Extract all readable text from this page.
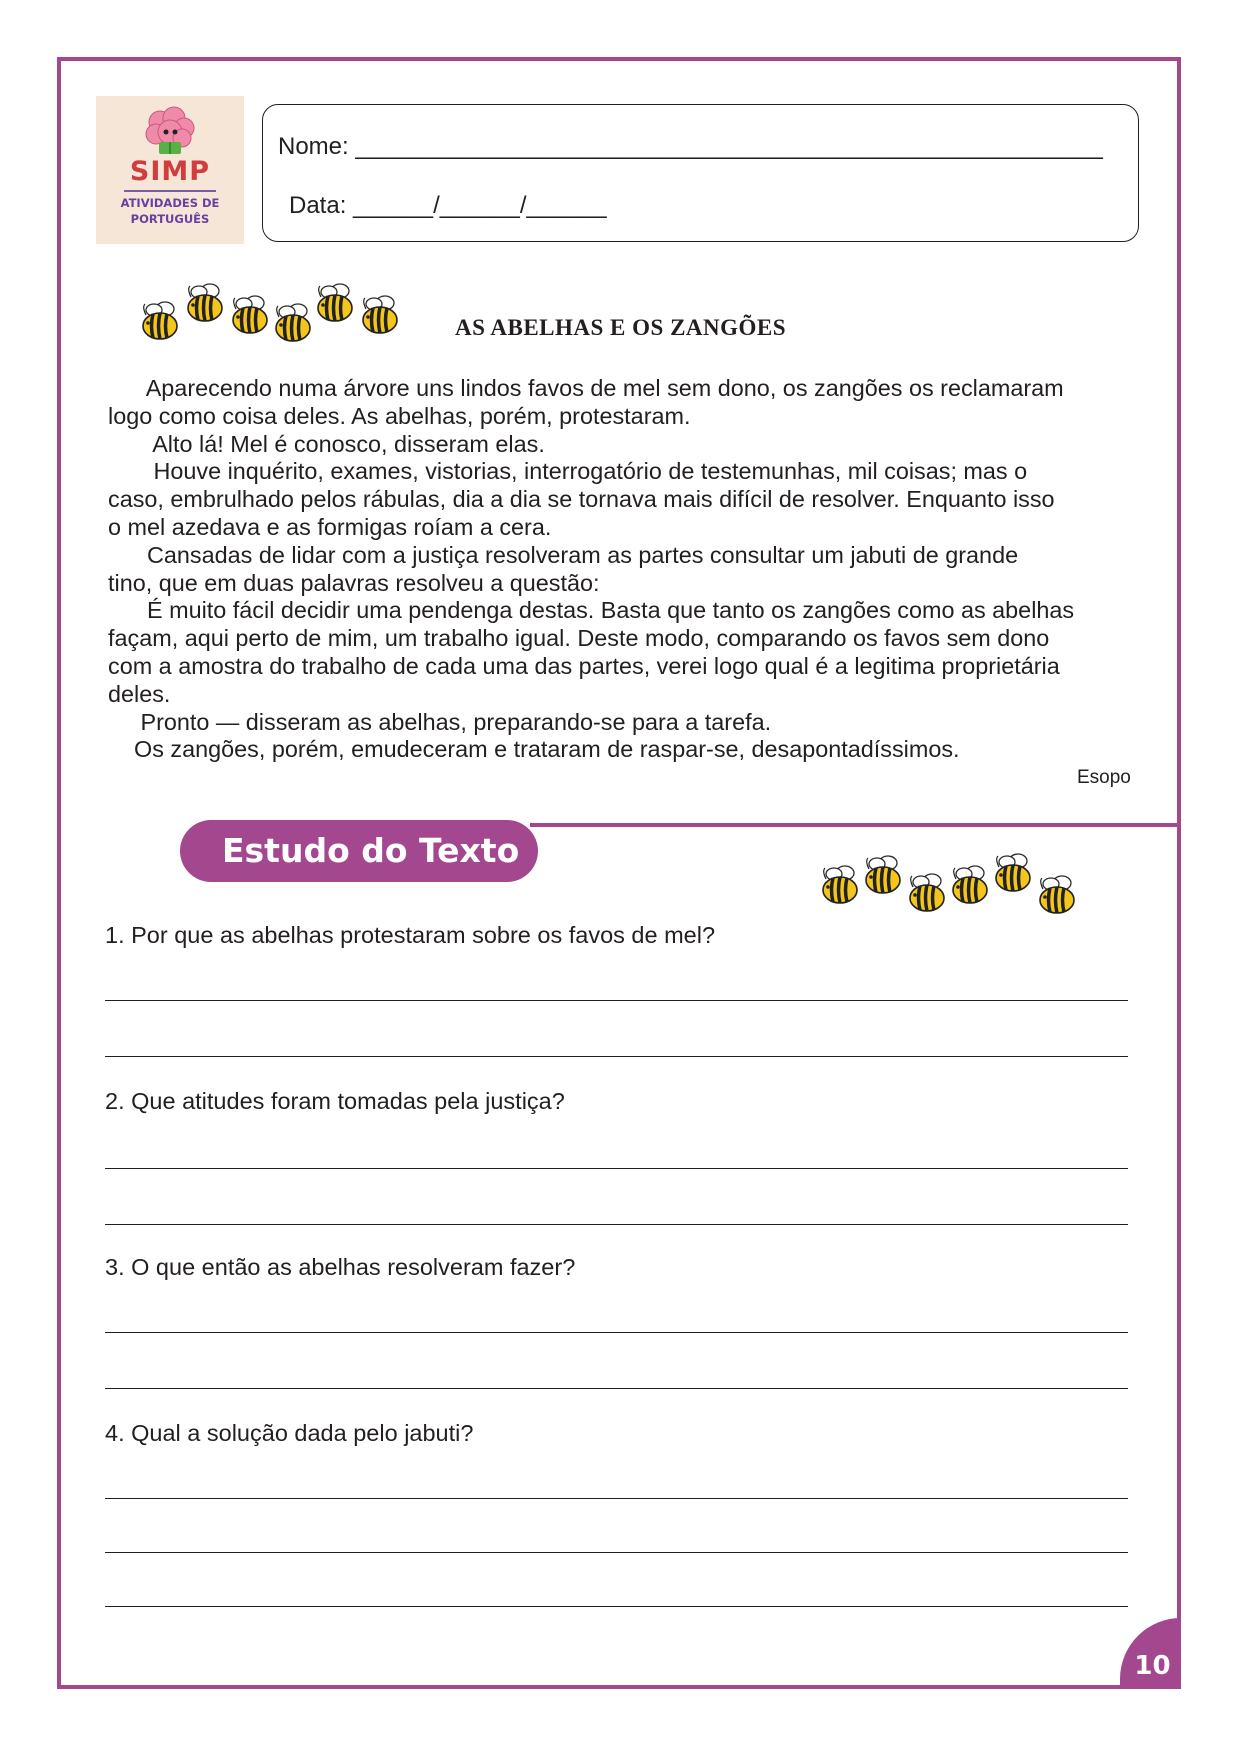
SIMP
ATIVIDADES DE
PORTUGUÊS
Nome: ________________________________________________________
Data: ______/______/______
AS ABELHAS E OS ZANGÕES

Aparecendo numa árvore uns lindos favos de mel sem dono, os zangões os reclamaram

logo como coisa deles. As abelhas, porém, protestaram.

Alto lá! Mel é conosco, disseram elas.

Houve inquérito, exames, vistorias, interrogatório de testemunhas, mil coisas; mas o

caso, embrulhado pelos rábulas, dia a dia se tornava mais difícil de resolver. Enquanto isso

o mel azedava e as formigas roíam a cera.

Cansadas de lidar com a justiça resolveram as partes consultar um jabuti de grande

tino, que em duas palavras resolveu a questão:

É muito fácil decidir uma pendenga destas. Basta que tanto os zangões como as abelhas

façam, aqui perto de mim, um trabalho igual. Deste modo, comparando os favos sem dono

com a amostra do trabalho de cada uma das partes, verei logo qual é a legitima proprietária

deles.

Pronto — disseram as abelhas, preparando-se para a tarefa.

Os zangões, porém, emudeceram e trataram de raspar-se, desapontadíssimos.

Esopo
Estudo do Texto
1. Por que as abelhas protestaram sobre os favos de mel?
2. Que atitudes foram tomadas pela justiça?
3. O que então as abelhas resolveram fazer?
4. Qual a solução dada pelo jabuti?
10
+ + +
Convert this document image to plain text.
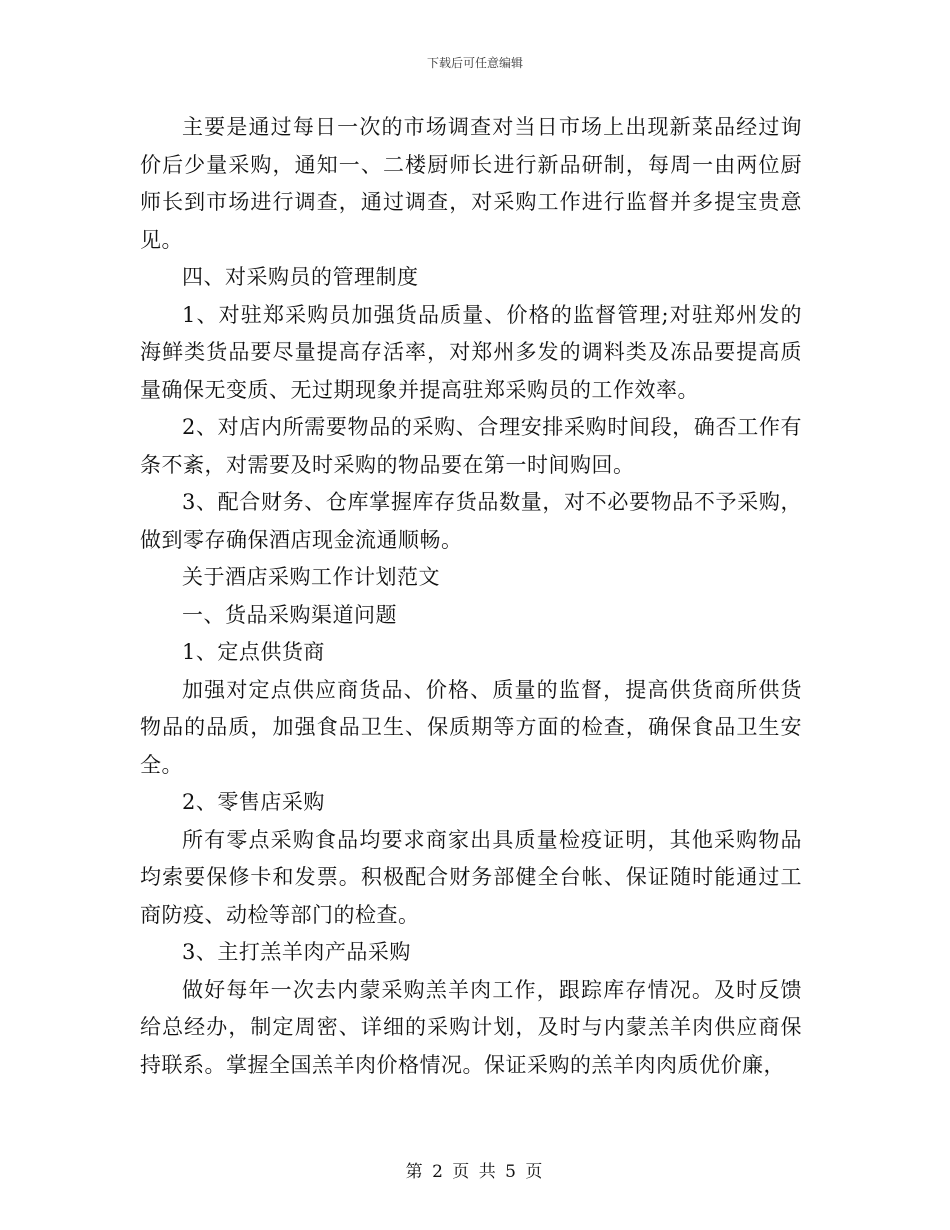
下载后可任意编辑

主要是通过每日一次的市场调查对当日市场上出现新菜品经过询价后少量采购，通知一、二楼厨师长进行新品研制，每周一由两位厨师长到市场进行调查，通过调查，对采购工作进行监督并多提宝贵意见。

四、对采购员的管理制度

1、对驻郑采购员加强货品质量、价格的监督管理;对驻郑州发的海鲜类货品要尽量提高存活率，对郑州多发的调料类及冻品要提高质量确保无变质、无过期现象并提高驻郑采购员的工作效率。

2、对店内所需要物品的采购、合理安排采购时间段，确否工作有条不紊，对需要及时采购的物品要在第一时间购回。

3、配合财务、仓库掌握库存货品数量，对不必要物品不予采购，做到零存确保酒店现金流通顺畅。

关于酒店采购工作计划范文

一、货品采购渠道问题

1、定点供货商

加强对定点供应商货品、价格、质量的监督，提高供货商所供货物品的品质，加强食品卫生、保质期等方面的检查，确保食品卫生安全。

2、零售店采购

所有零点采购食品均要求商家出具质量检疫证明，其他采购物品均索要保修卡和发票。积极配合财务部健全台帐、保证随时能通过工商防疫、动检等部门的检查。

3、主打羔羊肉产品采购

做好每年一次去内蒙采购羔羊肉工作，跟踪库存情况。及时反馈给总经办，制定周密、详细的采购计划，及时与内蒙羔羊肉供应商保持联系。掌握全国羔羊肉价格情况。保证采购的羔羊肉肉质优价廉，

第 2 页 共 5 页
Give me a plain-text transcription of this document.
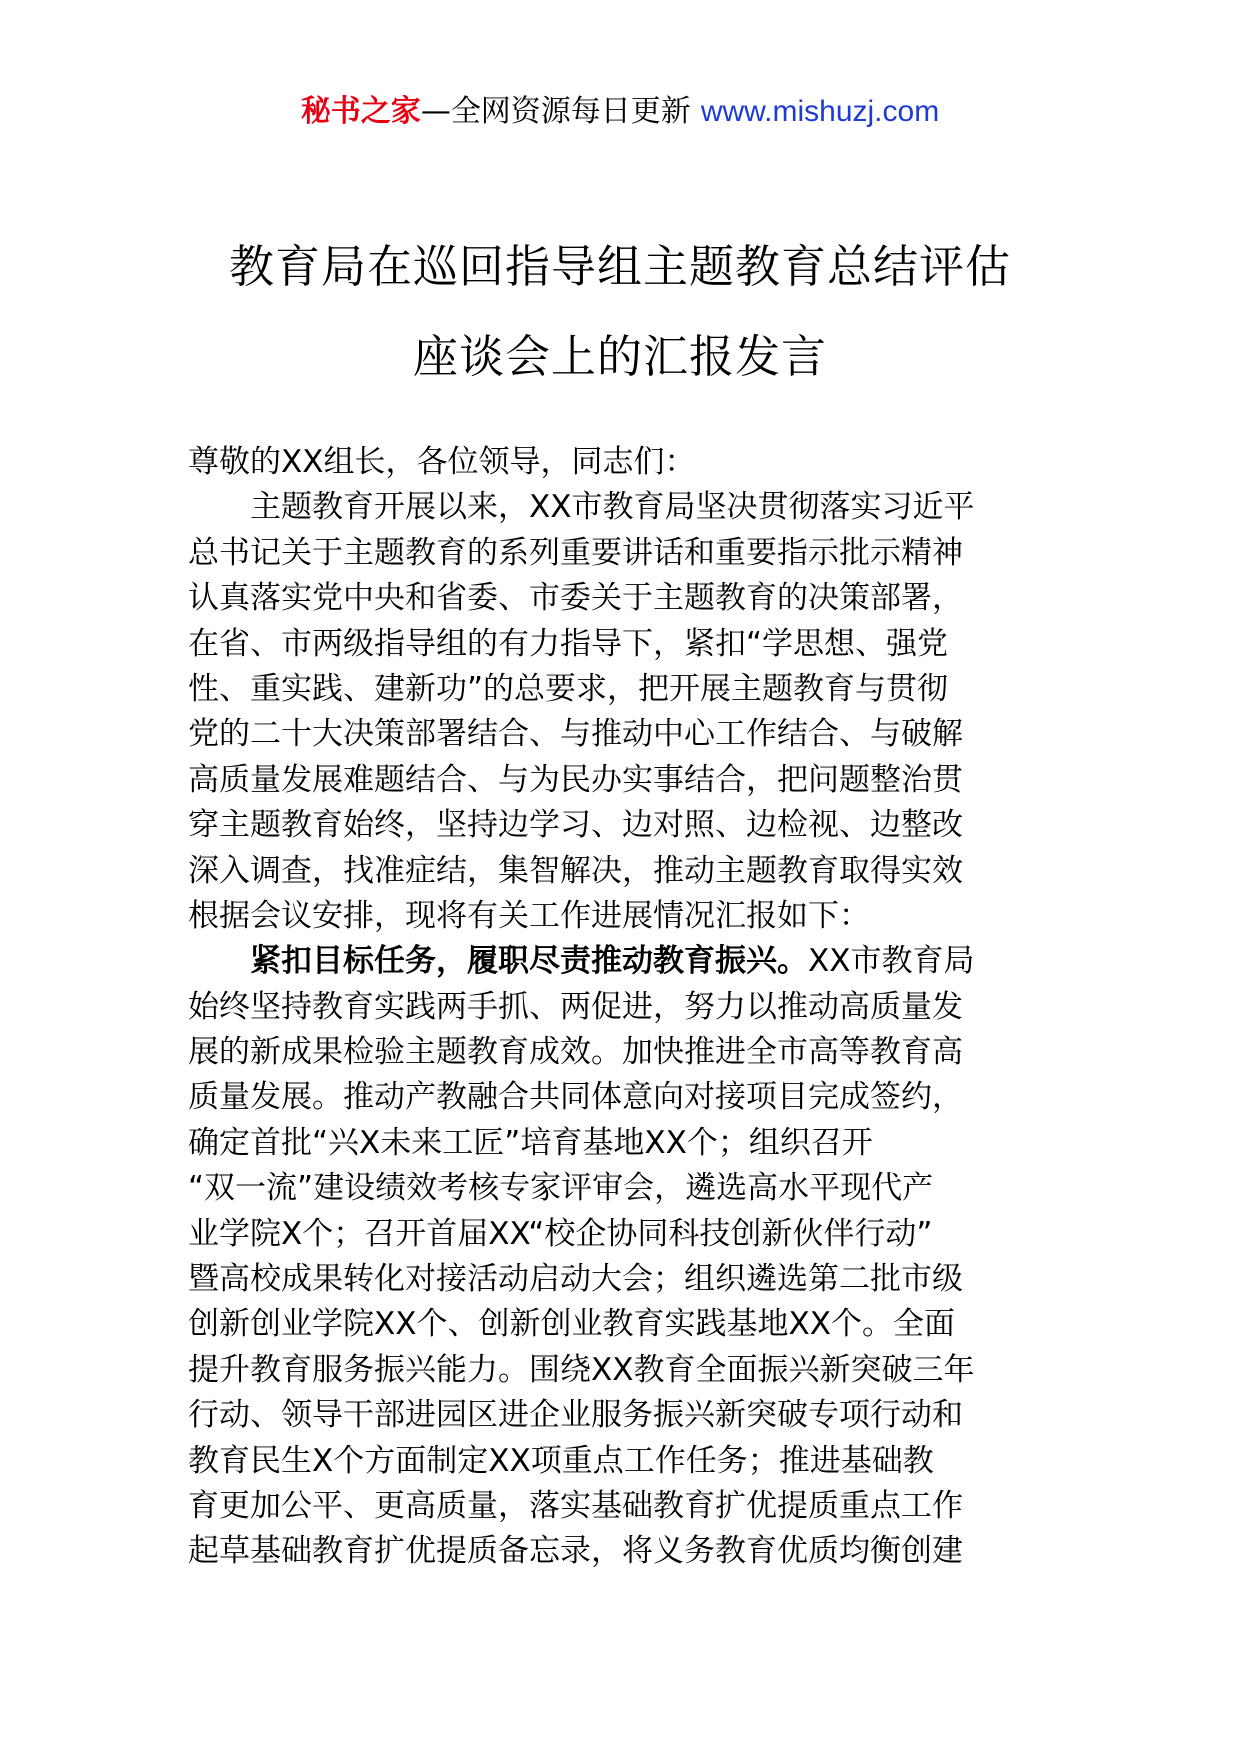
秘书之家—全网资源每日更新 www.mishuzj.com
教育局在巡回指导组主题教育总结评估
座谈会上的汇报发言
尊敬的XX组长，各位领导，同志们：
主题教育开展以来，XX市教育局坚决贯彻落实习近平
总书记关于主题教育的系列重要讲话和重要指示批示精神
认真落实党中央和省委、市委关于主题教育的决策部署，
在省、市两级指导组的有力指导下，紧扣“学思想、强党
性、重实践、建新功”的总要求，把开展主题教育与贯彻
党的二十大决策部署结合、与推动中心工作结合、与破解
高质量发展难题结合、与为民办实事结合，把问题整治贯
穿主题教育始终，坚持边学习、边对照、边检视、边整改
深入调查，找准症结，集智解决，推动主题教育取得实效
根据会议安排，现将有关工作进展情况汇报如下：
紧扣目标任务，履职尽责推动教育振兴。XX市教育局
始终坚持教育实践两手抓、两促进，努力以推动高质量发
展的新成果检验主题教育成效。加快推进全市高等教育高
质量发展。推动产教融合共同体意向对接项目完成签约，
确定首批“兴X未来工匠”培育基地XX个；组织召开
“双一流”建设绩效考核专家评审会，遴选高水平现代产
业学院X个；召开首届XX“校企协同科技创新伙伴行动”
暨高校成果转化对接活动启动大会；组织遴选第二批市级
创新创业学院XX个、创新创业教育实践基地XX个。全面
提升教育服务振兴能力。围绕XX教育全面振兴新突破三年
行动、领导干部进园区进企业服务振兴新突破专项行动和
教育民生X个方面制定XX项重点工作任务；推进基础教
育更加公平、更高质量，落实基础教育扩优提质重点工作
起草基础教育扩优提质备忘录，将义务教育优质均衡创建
+ + +
Objective
Give only the number of lines above that hold the string "this".

Finished answer
3